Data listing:
— start —
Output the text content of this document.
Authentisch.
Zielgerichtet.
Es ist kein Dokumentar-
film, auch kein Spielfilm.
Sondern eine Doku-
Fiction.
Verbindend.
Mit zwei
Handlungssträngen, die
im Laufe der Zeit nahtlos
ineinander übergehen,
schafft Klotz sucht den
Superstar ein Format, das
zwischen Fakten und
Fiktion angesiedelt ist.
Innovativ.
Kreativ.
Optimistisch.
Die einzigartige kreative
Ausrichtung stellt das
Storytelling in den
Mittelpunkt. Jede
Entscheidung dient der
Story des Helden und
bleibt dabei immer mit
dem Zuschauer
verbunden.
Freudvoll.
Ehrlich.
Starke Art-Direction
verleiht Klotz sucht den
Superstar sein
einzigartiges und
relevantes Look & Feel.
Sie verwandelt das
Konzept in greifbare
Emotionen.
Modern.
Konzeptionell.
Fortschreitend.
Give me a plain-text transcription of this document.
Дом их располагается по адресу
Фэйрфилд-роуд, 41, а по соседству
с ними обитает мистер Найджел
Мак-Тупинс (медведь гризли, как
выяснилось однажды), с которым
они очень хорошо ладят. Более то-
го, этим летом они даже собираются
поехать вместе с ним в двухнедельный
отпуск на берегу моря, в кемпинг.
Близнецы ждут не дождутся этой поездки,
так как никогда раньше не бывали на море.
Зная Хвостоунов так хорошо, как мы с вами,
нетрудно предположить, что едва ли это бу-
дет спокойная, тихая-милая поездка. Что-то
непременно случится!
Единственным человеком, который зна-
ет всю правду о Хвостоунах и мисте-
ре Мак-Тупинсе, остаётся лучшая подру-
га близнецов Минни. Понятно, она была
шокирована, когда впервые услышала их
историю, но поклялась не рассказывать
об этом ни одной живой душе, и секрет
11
— end —
Work to be completed: Working from the material above, retype it in its entirety without change.

Full output:
Output the text content of this document.
Authentisch.
Zielgerichtet.
Es ist kein Dokumentar-
film, auch kein Spielfilm.
Sondern eine Doku-
Fiction.
Verbindend.
Mit zwei
Handlungssträngen, die
im Laufe der Zeit nahtlos
ineinander übergehen,
schafft Klotz sucht den
Superstar ein Format, das
zwischen Fakten und
Fiktion angesiedelt ist.
Innovativ.
Kreativ.
Optimistisch.
Die einzigartige kreative
Ausrichtung stellt das
Storytelling in den
Mittelpunkt. Jede
Entscheidung dient der
Story des Helden und
bleibt dabei immer mit
dem Zuschauer
verbunden.
Freudvoll.
Ehrlich.
Starke Art-Direction
verleiht Klotz sucht den
Superstar sein
einzigartiges und
relevantes Look & Feel.
Sie verwandelt das
Konzept in greifbare
Emotionen.
Modern.
Konzeptionell.
Fortschreitend.
Give me a plain-text transcription of this document.
Дом их располагается по адресу
Фэйрфилд-роуд, 41, а по соседству
с ними обитает мистер Найджел
Мак-Тупинс (медведь гризли, как
выяснилось однажды), с которым
они очень хорошо ладят. Более то-
го, этим летом они даже собираются
поехать вместе с ним в двухнедельный
отпуск на берегу моря, в кемпинг.
Близнецы ждут не дождутся этой поездки,
так как никогда раньше не бывали на море.
Зная Хвостоунов так хорошо, как мы с вами,
нетрудно предположить, что едва ли это бу-
дет спокойная, тихая-милая поездка. Что-то
непременно случится!
Единственным человеком, который зна-
ет всю правду о Хвостоунах и мисте-
ре Мак-Тупинсе, остаётся лучшая подру-
га близнецов Минни. Понятно, она была
шокирована, когда впервые услышала их
историю, но поклялась не рассказывать
об этом ни одной живой душе, и секрет
11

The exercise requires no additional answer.